Records for the task

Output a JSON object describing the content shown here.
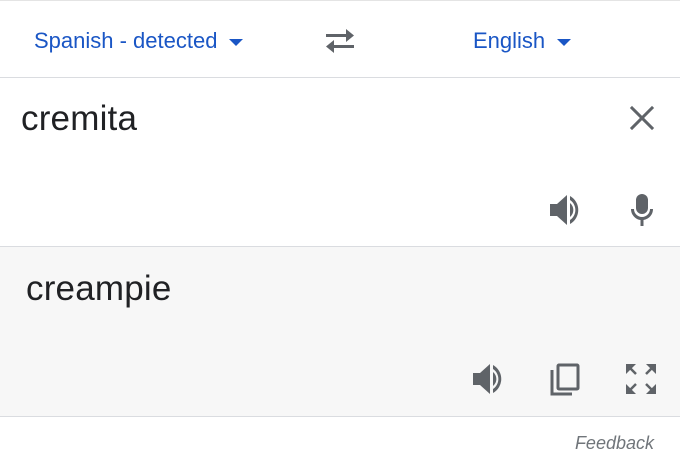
{
  "language_bar": {
    "source_language": "Spanish - detected",
    "target_language": "English",
    "source_dropdown_icon": "caret-down-icon",
    "target_dropdown_icon": "caret-down-icon",
    "swap_icon": "swap-arrows-icon"
  },
  "source": {
    "text": "cremita",
    "icons": [
      "close-icon",
      "speaker-icon",
      "microphone-icon"
    ]
  },
  "result": {
    "text": "creampie",
    "icons": [
      "speaker-icon",
      "copy-icon",
      "fullscreen-icon"
    ]
  },
  "footer": {
    "feedback_label": "Feedback"
  },
  "colors": {
    "link_blue": "#1a56c5",
    "text_primary": "#202124",
    "icon_gray": "#5f6368",
    "result_background": "#f7f7f7",
    "divider": "#dadce0"
  }
}
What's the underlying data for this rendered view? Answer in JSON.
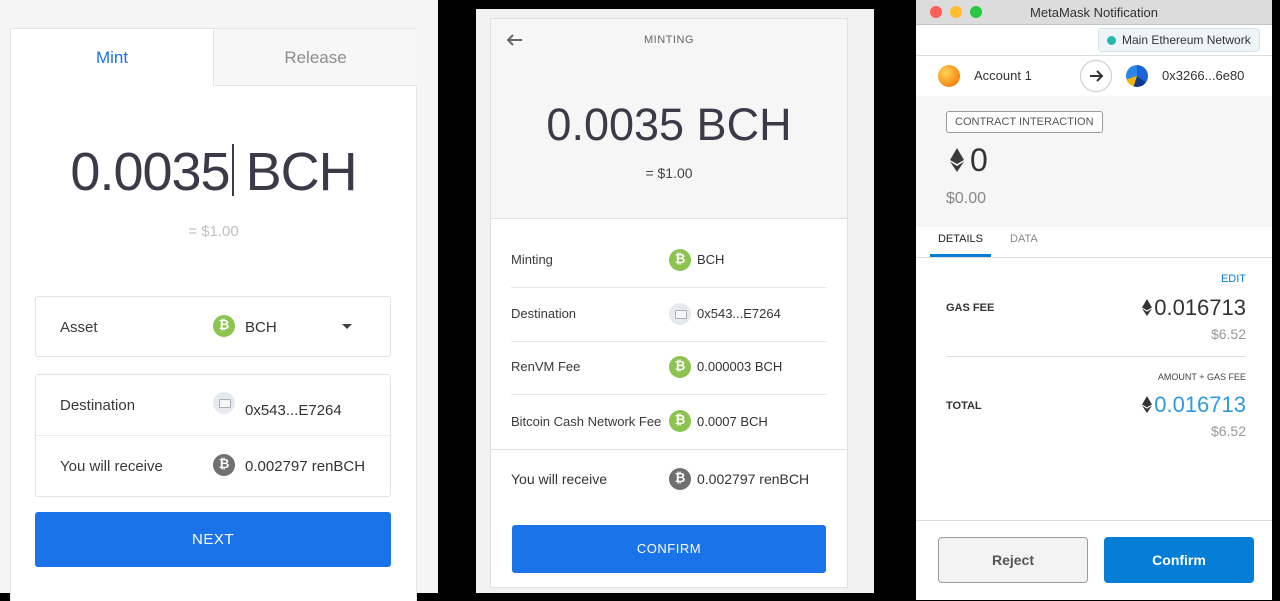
{
  "mint_form": {
    "tab_mint": "Mint",
    "tab_release": "Release",
    "amount": "0.0035",
    "currency": "BCH",
    "usd_value": "= $1.00",
    "asset_label": "Asset",
    "asset_value": "BCH",
    "destination_label": "Destination",
    "destination_value": "0x543...E7264",
    "receive_label": "You will receive",
    "receive_value": "0.002797 renBCH",
    "next_button": "NEXT"
  },
  "minting": {
    "title": "MINTING",
    "amount": "0.0035 BCH",
    "usd_value": "= $1.00",
    "rows": [
      {
        "label": "Minting",
        "value": "BCH",
        "icon": "bch-coin-icon"
      },
      {
        "label": "Destination",
        "value": "0x543...E7264",
        "icon": "wallet-icon"
      },
      {
        "label": "RenVM Fee",
        "value": "0.000003 BCH",
        "icon": "bch-coin-icon"
      },
      {
        "label": "Bitcoin Cash Network Fee",
        "value": "0.0007 BCH",
        "icon": "bch-coin-icon"
      }
    ],
    "receive_label": "You will receive",
    "receive_value": "0.002797 renBCH",
    "confirm_button": "CONFIRM"
  },
  "metamask": {
    "window_title": "MetaMask Notification",
    "network": "Main Ethereum Network",
    "account_name": "Account 1",
    "recipient": "0x3266...6e80",
    "badge": "CONTRACT INTERACTION",
    "eth_amount": "0",
    "usd_amount": "$0.00",
    "tab_details": "DETAILS",
    "tab_data": "DATA",
    "edit": "EDIT",
    "gas_fee_label": "GAS FEE",
    "gas_fee_eth": "0.016713",
    "gas_fee_usd": "$6.52",
    "amount_gas_label": "AMOUNT + GAS FEE",
    "total_label": "TOTAL",
    "total_eth": "0.016713",
    "total_usd": "$6.52",
    "reject_button": "Reject",
    "confirm_button": "Confirm"
  },
  "colors": {
    "accent_blue": "#1a73e8",
    "bch_green": "#8dc351",
    "metamask_blue": "#037dd6",
    "total_blue": "#2f9ae0"
  }
}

Brief
Write the records out once more, exactly as they appear, with no pictures.

Response to this task
Output a JSON object describing the content shown here.
{
  "language_bar": {
    "source_language": "Spanish - detected",
    "target_language": "English",
    "source_dropdown_icon": "caret-down-icon",
    "target_dropdown_icon": "caret-down-icon",
    "swap_icon": "swap-arrows-icon"
  },
  "source": {
    "text": "cremita",
    "icons": [
      "close-icon",
      "speaker-icon",
      "microphone-icon"
    ]
  },
  "result": {
    "text": "creampie",
    "icons": [
      "speaker-icon",
      "copy-icon",
      "fullscreen-icon"
    ]
  },
  "footer": {
    "feedback_label": "Feedback"
  },
  "colors": {
    "link_blue": "#1a56c5",
    "text_primary": "#202124",
    "icon_gray": "#5f6368",
    "result_background": "#f7f7f7",
    "divider": "#dadce0"
  }
}
What's the underlying data for this rendered view? Answer in JSON.
{
  "mint_form": {
    "tab_mint": "Mint",
    "tab_release": "Release",
    "amount": "0.0035",
    "currency": "BCH",
    "usd_value": "= $1.00",
    "asset_label": "Asset",
    "asset_value": "BCH",
    "destination_label": "Destination",
    "destination_value": "0x543...E7264",
    "receive_label": "You will receive",
    "receive_value": "0.002797 renBCH",
    "next_button": "NEXT"
  },
  "minting": {
    "title": "MINTING",
    "amount": "0.0035 BCH",
    "usd_value": "= $1.00",
    "rows": [
      {
        "label": "Minting",
        "value": "BCH",
        "icon": "bch-coin-icon"
      },
      {
        "label": "Destination",
        "value": "0x543...E7264",
        "icon": "wallet-icon"
      },
      {
        "label": "RenVM Fee",
        "value": "0.000003 BCH",
        "icon": "bch-coin-icon"
      },
      {
        "label": "Bitcoin Cash Network Fee",
        "value": "0.0007 BCH",
        "icon": "bch-coin-icon"
      }
    ],
    "receive_label": "You will receive",
    "receive_value": "0.002797 renBCH",
    "confirm_button": "CONFIRM"
  },
  "metamask": {
    "window_title": "MetaMask Notification",
    "network": "Main Ethereum Network",
    "account_name": "Account 1",
    "recipient": "0x3266...6e80",
    "badge": "CONTRACT INTERACTION",
    "eth_amount": "0",
    "usd_amount": "$0.00",
    "tab_details": "DETAILS",
    "tab_data": "DATA",
    "edit": "EDIT",
    "gas_fee_label": "GAS FEE",
    "gas_fee_eth": "0.016713",
    "gas_fee_usd": "$6.52",
    "amount_gas_label": "AMOUNT + GAS FEE",
    "total_label": "TOTAL",
    "total_eth": "0.016713",
    "total_usd": "$6.52",
    "reject_button": "Reject",
    "confirm_button": "Confirm"
  },
  "colors": {
    "accent_blue": "#1a73e8",
    "bch_green": "#8dc351",
    "metamask_blue": "#037dd6",
    "total_blue": "#2f9ae0"
  }
}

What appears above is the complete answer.